# DIRECTIONS:
Pick every line from the data that holds the word "title".

# MATERIAL PROVIDED:
-*-*-

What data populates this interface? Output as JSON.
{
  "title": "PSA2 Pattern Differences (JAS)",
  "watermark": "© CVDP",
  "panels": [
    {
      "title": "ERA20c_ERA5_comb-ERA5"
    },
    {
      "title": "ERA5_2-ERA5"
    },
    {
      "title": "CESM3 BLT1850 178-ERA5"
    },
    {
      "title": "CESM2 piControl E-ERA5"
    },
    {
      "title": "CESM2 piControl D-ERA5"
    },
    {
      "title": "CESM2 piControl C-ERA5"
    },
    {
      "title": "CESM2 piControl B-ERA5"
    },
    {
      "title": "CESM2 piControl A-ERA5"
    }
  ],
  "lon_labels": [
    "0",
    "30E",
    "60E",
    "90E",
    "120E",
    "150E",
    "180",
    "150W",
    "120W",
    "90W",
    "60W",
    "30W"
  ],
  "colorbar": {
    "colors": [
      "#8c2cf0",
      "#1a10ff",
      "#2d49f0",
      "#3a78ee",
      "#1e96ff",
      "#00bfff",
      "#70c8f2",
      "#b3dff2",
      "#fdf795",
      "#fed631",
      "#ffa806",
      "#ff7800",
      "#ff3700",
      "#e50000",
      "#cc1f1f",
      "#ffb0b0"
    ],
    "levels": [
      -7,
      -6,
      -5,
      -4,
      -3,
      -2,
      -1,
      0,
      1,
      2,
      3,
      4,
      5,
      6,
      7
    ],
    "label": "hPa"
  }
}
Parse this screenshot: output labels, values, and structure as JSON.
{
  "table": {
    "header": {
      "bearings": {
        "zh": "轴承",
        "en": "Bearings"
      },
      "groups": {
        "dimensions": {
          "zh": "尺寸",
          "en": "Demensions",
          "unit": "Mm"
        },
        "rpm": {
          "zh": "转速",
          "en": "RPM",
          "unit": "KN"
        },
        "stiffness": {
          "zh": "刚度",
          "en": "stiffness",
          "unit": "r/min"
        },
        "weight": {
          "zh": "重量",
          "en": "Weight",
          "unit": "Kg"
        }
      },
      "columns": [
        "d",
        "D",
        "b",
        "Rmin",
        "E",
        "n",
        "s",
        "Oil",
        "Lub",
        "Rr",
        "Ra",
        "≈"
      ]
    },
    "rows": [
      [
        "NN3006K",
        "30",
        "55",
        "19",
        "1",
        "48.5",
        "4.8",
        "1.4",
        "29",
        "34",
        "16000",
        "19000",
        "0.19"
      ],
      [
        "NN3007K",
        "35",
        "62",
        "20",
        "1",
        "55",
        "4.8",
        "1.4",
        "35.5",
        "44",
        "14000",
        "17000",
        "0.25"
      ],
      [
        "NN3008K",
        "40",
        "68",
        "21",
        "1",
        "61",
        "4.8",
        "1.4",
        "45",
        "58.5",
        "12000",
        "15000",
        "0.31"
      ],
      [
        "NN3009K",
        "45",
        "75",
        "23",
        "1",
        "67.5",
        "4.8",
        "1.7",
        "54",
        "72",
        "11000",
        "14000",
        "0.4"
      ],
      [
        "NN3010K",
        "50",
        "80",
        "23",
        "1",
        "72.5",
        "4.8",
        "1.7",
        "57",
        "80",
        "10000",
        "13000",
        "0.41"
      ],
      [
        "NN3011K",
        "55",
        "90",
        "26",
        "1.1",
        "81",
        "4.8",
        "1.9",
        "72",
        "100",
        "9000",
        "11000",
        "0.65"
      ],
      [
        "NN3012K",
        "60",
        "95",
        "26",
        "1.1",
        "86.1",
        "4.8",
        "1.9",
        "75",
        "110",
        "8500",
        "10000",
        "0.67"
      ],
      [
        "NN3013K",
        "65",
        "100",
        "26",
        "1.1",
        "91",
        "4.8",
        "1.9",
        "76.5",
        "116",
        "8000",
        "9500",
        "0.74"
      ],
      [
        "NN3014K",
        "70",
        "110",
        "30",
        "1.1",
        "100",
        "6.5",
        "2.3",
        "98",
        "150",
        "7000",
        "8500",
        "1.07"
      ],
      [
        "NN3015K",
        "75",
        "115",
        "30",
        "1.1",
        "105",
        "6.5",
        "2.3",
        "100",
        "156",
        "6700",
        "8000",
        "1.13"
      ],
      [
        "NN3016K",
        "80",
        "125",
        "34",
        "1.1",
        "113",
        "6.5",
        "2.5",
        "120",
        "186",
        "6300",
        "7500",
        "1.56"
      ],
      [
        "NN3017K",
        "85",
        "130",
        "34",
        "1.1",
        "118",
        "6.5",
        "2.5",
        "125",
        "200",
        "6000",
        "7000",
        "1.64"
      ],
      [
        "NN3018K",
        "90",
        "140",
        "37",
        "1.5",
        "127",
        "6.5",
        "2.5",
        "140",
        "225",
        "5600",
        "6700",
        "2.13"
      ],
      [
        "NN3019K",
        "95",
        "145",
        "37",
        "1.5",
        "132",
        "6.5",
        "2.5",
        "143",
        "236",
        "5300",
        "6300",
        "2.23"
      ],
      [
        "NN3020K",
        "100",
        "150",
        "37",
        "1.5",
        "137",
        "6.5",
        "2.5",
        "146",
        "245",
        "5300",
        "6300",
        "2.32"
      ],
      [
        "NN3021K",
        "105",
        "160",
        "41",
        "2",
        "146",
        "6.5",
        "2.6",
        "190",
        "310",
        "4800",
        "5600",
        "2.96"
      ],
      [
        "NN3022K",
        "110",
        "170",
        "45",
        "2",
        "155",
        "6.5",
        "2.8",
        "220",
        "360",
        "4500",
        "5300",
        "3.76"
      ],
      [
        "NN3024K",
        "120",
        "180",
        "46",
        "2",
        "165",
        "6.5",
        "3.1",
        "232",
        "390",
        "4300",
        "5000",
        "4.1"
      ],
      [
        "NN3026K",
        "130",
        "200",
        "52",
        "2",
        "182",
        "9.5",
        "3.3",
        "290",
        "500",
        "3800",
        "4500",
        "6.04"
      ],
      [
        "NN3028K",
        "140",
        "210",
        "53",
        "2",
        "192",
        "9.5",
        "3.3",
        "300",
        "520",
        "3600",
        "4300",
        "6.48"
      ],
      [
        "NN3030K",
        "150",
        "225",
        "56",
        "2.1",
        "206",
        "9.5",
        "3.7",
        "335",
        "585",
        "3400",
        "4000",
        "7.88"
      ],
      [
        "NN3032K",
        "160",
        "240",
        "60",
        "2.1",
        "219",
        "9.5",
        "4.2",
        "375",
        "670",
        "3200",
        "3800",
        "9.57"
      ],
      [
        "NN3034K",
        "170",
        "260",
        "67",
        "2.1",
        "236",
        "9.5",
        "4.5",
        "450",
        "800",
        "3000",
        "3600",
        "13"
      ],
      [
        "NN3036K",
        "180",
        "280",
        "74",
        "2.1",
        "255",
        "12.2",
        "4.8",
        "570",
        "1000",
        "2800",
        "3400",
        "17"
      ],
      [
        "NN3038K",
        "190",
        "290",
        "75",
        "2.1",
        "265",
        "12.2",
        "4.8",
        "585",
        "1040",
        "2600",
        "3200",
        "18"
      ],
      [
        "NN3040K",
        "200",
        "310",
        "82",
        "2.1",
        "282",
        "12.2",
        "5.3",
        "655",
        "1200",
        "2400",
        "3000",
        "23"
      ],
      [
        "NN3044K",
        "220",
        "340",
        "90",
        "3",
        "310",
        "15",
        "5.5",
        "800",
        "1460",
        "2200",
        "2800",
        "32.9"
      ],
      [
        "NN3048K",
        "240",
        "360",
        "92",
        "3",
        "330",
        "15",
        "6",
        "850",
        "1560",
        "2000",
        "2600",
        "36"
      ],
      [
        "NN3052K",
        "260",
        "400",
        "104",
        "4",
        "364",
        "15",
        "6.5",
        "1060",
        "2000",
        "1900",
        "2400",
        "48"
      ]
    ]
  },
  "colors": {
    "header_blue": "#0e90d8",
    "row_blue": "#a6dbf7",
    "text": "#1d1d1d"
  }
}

-*-*-

# CORRECT OUTPUT:
  "title": "PSA2 Pattern Differences (JAS)",
      "title": "ERA20c_ERA5_comb-ERA5"
      "title": "ERA5_2-ERA5"
      "title": "CESM3 BLT1850 178-ERA5"
      "title": "CESM2 piControl E-ERA5"
      "title": "CESM2 piControl D-ERA5"
      "title": "CESM2 piControl C-ERA5"
      "title": "CESM2 piControl B-ERA5"
      "title": "CESM2 piControl A-ERA5"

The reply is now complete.